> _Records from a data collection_
>>>>

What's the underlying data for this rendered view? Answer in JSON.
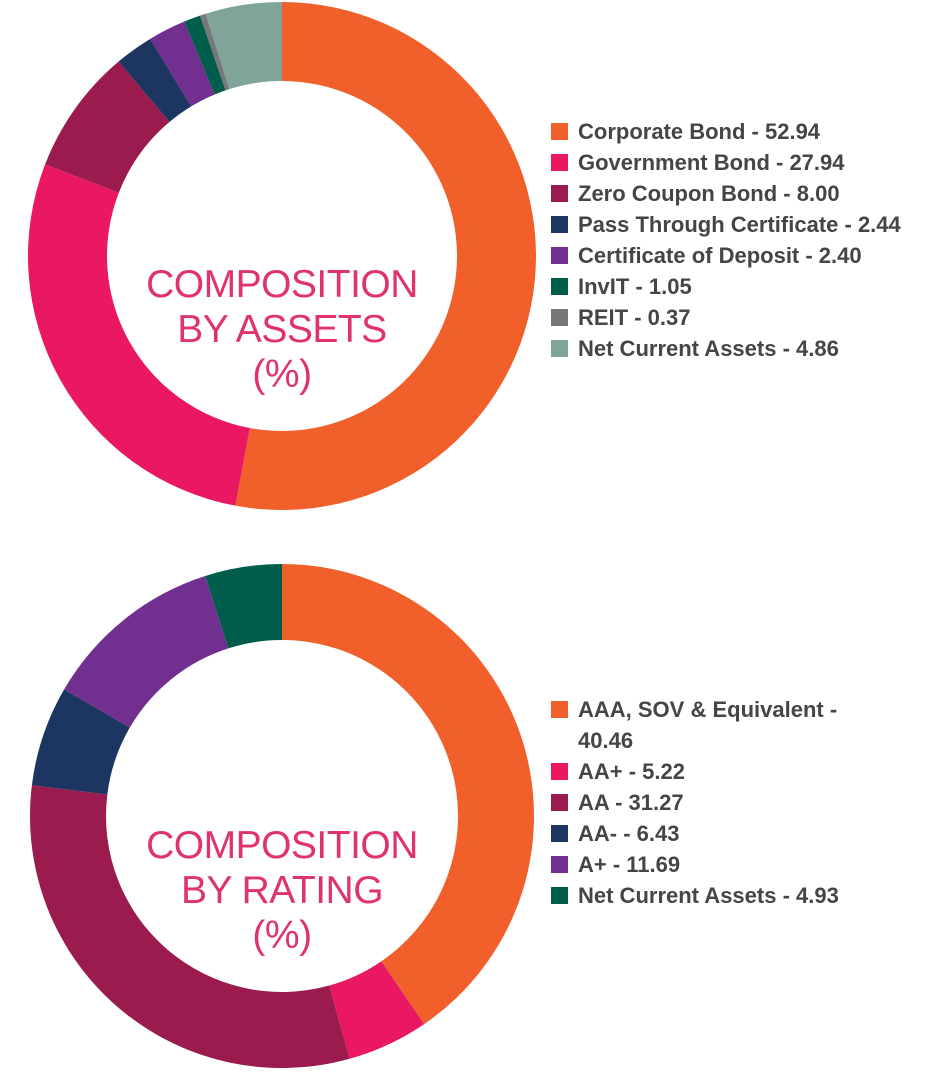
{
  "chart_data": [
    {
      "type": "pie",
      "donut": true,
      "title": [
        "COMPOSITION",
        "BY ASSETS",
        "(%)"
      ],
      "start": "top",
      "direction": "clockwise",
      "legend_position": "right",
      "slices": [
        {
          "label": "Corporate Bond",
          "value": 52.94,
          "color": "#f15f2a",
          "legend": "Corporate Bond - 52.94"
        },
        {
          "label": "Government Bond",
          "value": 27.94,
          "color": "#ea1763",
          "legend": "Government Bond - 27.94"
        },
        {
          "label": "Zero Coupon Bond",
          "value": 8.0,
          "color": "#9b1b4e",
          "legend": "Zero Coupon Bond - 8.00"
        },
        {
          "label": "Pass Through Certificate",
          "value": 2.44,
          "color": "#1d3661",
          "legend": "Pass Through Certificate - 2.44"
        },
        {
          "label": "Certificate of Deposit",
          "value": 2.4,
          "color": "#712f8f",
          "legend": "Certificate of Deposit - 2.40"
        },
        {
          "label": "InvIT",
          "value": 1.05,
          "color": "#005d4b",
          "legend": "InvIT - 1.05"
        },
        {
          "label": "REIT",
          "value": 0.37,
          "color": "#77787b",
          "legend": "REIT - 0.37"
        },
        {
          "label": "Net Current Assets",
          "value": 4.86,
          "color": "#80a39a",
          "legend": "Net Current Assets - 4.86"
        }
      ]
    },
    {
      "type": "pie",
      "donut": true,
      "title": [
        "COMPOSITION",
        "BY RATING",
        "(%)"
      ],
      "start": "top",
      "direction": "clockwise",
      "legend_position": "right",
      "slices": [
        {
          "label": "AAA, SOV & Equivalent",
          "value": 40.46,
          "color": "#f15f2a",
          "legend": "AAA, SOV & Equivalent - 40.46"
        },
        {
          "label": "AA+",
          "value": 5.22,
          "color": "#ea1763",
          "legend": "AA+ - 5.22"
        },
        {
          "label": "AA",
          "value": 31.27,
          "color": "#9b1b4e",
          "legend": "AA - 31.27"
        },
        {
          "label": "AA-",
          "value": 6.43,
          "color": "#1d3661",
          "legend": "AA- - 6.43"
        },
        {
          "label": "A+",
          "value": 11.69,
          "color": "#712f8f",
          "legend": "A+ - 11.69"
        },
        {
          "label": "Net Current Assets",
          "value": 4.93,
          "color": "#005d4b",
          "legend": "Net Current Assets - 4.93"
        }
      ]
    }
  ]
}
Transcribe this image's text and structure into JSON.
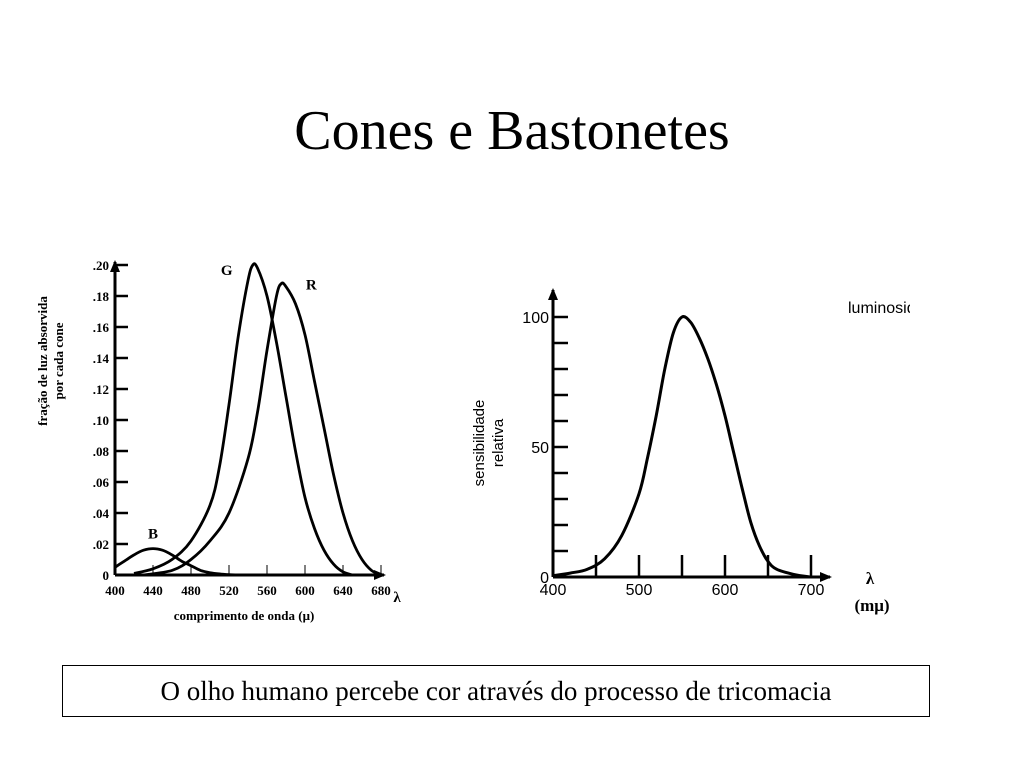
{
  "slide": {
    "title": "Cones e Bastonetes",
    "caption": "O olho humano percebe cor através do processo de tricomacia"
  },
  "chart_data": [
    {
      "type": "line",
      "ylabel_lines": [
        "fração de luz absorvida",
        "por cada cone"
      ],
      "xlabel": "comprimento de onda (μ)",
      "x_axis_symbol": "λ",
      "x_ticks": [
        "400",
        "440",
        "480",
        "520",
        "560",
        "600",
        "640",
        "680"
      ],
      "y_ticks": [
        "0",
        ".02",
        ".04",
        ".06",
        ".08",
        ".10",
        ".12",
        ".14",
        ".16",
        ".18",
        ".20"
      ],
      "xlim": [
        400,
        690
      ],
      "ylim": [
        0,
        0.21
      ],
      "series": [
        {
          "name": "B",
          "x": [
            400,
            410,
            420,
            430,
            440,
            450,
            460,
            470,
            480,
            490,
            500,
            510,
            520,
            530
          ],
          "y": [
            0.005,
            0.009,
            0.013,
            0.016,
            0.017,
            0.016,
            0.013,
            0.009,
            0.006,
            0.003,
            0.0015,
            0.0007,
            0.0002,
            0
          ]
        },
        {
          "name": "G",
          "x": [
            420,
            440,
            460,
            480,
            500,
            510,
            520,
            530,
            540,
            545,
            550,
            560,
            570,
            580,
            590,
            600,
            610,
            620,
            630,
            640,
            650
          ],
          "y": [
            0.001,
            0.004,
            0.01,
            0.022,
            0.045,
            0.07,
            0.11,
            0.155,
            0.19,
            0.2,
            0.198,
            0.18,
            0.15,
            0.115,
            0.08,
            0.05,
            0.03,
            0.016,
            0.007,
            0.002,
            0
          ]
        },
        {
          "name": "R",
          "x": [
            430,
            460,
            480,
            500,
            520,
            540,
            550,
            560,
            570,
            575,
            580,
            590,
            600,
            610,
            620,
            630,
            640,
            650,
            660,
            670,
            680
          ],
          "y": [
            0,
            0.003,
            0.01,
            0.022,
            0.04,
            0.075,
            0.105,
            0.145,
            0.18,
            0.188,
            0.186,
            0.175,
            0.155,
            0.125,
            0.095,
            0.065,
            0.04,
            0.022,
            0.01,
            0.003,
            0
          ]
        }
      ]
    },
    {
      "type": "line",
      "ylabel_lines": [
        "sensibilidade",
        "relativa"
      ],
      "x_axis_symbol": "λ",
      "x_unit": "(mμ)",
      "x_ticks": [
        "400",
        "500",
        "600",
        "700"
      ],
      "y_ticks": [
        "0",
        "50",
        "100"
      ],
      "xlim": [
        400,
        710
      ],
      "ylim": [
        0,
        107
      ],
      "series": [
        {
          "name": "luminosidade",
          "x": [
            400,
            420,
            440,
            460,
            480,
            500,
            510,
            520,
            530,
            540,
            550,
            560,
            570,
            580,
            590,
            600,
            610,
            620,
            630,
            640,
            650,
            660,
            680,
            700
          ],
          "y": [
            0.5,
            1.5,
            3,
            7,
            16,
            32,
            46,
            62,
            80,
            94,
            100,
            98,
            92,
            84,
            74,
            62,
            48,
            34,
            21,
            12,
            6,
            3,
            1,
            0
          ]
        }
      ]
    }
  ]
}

<<<<

> _Exercise objective_
Every line holding "Pass" should be copied out.

> _Written solution_
          "label": "Pass Through Certificate",
          "legend": "Pass Through Certificate - 2.44"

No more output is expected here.